Written exercise - Isolate every line in the records below with "name" in it.

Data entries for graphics
....................

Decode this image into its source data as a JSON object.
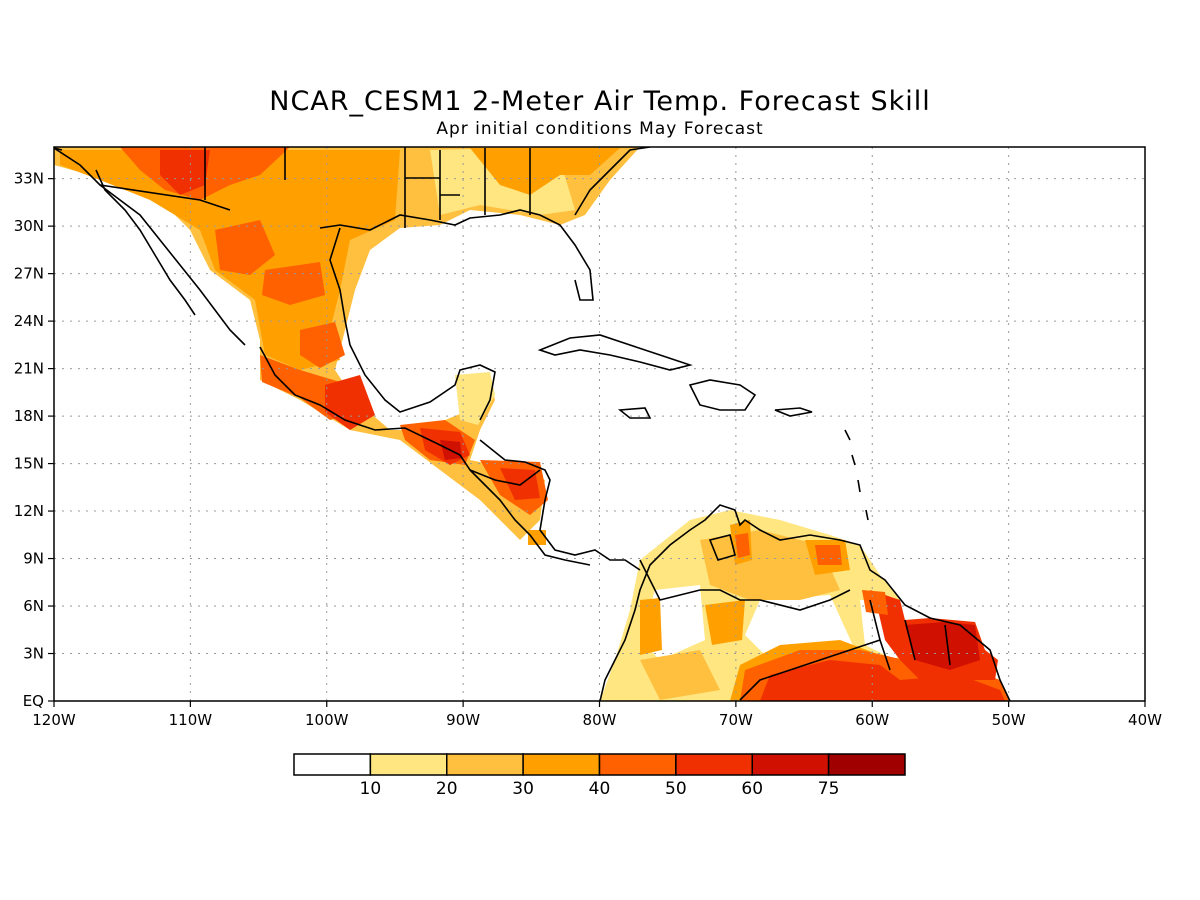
{
  "title": "NCAR_CESM1 2-Meter Air Temp. Forecast Skill",
  "subtitle": "Apr initial conditions  May Forecast",
  "map": {
    "lon_range": [
      -120,
      -40
    ],
    "lat_range": [
      0,
      35
    ],
    "lat_ticks": [
      {
        "value": 33,
        "label": "33N"
      },
      {
        "value": 30,
        "label": "30N"
      },
      {
        "value": 27,
        "label": "27N"
      },
      {
        "value": 24,
        "label": "24N"
      },
      {
        "value": 21,
        "label": "21N"
      },
      {
        "value": 18,
        "label": "18N"
      },
      {
        "value": 15,
        "label": "15N"
      },
      {
        "value": 12,
        "label": "12N"
      },
      {
        "value": 9,
        "label": "9N"
      },
      {
        "value": 6,
        "label": "6N"
      },
      {
        "value": 3,
        "label": "3N"
      },
      {
        "value": 0,
        "label": "EQ"
      }
    ],
    "lon_ticks": [
      {
        "value": -120,
        "label": "120W"
      },
      {
        "value": -110,
        "label": "110W"
      },
      {
        "value": -100,
        "label": "100W"
      },
      {
        "value": -90,
        "label": "90W"
      },
      {
        "value": -80,
        "label": "80W"
      },
      {
        "value": -70,
        "label": "70W"
      },
      {
        "value": -60,
        "label": "60W"
      },
      {
        "value": -50,
        "label": "50W"
      },
      {
        "value": -40,
        "label": "40W"
      }
    ],
    "grid": "dotted"
  },
  "colorbar": {
    "bins": [
      "#ffffff",
      "#ffe680",
      "#ffc040",
      "#ffa000",
      "#ff6000",
      "#f03000",
      "#d01000",
      "#a00000"
    ],
    "labels": [
      "10",
      "20",
      "30",
      "40",
      "50",
      "60",
      "75"
    ]
  },
  "skill_regions": [
    {
      "name": "northern-mexico",
      "level": 3
    },
    {
      "name": "southern-us",
      "level": 3
    },
    {
      "name": "sierra-madre-core",
      "level": 4
    },
    {
      "name": "southern-mexico",
      "level": 5
    },
    {
      "name": "guatemala",
      "level": 6
    },
    {
      "name": "honduras",
      "level": 5
    },
    {
      "name": "northern-south-america",
      "level": 2
    },
    {
      "name": "guianas",
      "level": 6
    },
    {
      "name": "amazon-north",
      "level": 5
    }
  ]
}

....................

Answer to this problem -
      "name": "northern-mexico",
      "name": "southern-us",
      "name": "sierra-madre-core",
      "name": "southern-mexico",
      "name": "guatemala",
      "name": "honduras",
      "name": "northern-south-america",
      "name": "guianas",
      "name": "amazon-north",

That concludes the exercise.